• [Description of the task] Pull out every line below that holds the word "NaOH".

(Collection entries)
----------------------------------------

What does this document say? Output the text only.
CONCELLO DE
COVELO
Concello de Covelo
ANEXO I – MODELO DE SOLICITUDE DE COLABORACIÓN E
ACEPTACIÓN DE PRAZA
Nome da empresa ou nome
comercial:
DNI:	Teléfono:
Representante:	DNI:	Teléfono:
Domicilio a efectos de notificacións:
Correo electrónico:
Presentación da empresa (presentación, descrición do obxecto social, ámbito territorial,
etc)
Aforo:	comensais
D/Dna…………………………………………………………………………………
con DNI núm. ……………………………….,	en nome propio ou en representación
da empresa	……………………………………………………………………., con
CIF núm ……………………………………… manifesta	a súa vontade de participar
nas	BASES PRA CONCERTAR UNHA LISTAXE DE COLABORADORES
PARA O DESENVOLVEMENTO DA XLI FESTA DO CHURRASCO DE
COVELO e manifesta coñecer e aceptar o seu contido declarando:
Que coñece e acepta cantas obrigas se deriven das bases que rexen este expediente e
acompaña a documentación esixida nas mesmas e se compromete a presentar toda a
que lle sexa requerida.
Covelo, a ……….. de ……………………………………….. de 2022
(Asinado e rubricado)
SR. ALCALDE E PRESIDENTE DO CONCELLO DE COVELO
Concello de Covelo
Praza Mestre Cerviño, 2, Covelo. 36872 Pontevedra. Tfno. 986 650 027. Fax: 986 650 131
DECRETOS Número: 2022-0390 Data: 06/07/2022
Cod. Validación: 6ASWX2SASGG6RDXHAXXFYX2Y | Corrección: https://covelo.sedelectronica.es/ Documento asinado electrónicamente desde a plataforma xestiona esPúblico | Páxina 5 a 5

----------------------------------------

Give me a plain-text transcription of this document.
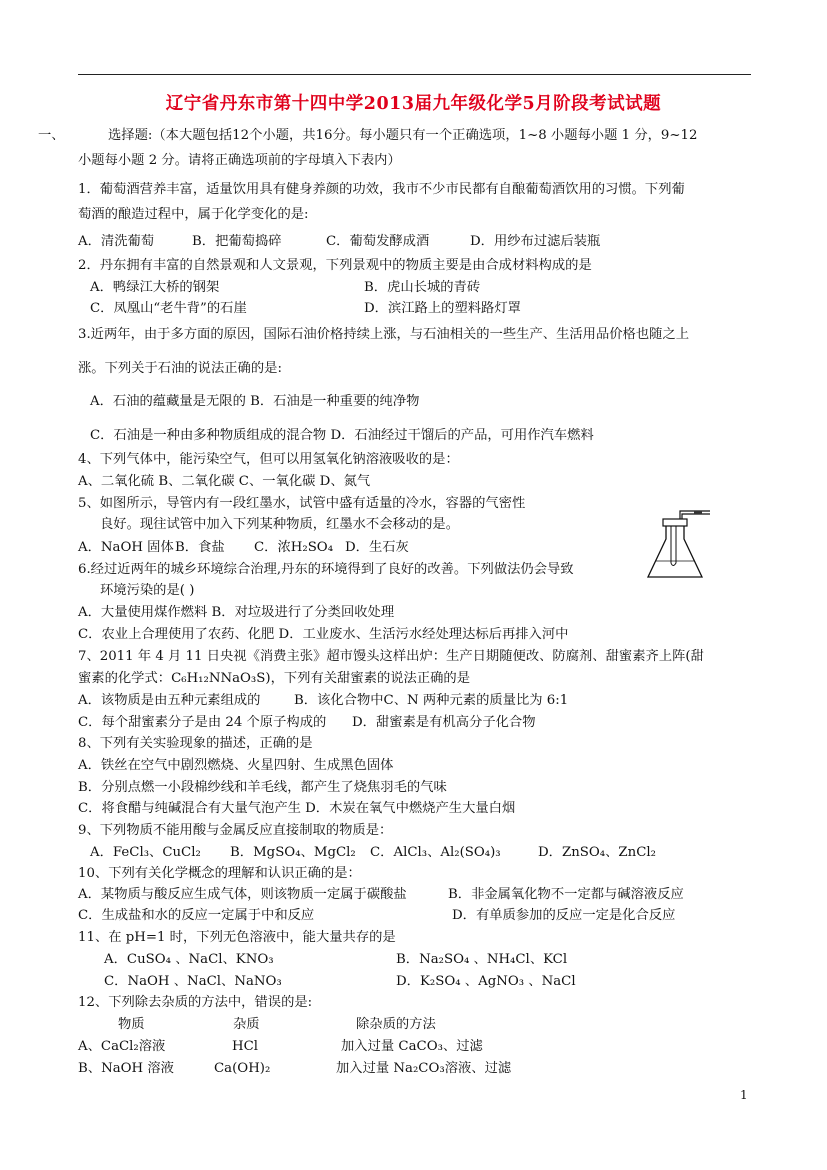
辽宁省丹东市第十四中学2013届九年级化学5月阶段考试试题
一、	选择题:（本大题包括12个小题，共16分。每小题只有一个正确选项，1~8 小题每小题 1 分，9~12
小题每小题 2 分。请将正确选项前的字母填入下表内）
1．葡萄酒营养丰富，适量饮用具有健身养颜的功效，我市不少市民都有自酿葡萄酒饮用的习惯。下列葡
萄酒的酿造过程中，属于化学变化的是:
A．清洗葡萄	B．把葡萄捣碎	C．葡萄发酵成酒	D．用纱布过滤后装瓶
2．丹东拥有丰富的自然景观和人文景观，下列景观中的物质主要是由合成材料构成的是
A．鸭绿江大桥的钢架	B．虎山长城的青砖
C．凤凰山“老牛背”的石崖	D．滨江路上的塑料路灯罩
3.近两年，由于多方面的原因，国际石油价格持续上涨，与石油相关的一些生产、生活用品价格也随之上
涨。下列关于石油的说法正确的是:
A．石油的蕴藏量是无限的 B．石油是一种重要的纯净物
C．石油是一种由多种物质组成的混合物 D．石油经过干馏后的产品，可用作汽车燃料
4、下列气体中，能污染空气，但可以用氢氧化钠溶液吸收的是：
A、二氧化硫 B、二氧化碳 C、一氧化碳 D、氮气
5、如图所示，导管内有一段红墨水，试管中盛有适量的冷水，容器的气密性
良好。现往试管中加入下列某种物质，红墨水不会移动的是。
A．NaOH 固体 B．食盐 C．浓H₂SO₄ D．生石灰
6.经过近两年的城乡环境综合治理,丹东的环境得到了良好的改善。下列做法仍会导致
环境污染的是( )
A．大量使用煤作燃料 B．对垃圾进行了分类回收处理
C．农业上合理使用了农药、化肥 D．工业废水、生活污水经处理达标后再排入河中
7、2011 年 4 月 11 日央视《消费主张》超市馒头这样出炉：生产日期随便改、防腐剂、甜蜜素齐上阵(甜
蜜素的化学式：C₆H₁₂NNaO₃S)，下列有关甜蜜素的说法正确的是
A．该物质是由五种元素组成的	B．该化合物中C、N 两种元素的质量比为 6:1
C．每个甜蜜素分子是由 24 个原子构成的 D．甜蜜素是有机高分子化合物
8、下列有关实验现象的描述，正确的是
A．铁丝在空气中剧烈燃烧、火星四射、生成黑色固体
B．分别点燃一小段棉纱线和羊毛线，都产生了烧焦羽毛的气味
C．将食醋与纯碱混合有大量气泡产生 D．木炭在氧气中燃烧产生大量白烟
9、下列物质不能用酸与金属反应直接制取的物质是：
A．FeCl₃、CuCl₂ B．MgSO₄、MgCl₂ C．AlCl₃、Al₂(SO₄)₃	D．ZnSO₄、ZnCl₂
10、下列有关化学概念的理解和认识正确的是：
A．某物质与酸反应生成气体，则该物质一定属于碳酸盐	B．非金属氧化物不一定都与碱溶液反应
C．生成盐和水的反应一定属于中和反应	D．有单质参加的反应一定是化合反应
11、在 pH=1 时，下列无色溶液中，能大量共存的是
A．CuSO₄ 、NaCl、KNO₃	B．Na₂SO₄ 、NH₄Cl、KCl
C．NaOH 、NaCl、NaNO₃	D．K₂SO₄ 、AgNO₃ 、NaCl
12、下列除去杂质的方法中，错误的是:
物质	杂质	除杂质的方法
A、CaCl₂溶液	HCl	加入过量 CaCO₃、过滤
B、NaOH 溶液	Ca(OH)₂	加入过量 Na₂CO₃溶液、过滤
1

----------------------------------------

• [Written solution]
A．NaOH 固体 B．食盐 C．浓H₂SO₄ D．生石灰
C．NaOH 、NaCl、NaNO₃	D．K₂SO₄ 、AgNO₃ 、NaCl
B、NaOH 溶液	Ca(OH)₂	加入过量 Na₂CO₃溶液、过滤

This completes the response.